All of the lines below are to be transcribed faithfully, with pictures excluded from the copy.

::: MATERIAL FOR THIS EXERCISE :::

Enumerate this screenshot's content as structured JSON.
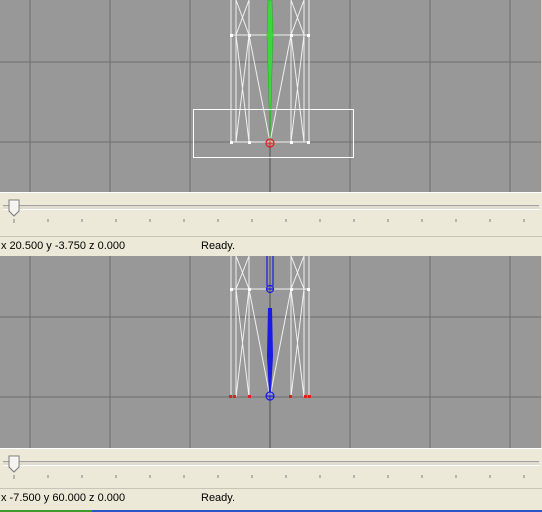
{
  "top_panel": {
    "status": {
      "coords": "x 20.500 y -3.750 z 0.000",
      "message": "Ready."
    },
    "timeline": {
      "position": 0.0
    }
  },
  "bottom_panel": {
    "status": {
      "coords": "x -7.500 y 60.000 z 0.000",
      "message": "Ready."
    },
    "timeline": {
      "position": 0.0
    }
  },
  "colors": {
    "viewport_bg": "#989898",
    "grid": "#6e6e6e",
    "wire": "#f0f0f0",
    "bone_green": "#3ed63e",
    "bone_blue": "#1a1ae6",
    "pivot_red": "#e02020",
    "selection_box": "#ffffff"
  }
}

:::

## WRITTEN ANSWER:
Enumerate this screenshot's content as structured JSON.
{
  "top_panel": {
    "status": {
      "coords": "x 20.500 y -3.750 z 0.000",
      "message": "Ready."
    },
    "timeline": {
      "position": 0.0
    }
  },
  "bottom_panel": {
    "status": {
      "coords": "x -7.500 y 60.000 z 0.000",
      "message": "Ready."
    },
    "timeline": {
      "position": 0.0
    }
  },
  "colors": {
    "viewport_bg": "#989898",
    "grid": "#6e6e6e",
    "wire": "#f0f0f0",
    "bone_green": "#3ed63e",
    "bone_blue": "#1a1ae6",
    "pivot_red": "#e02020",
    "selection_box": "#ffffff"
  }
}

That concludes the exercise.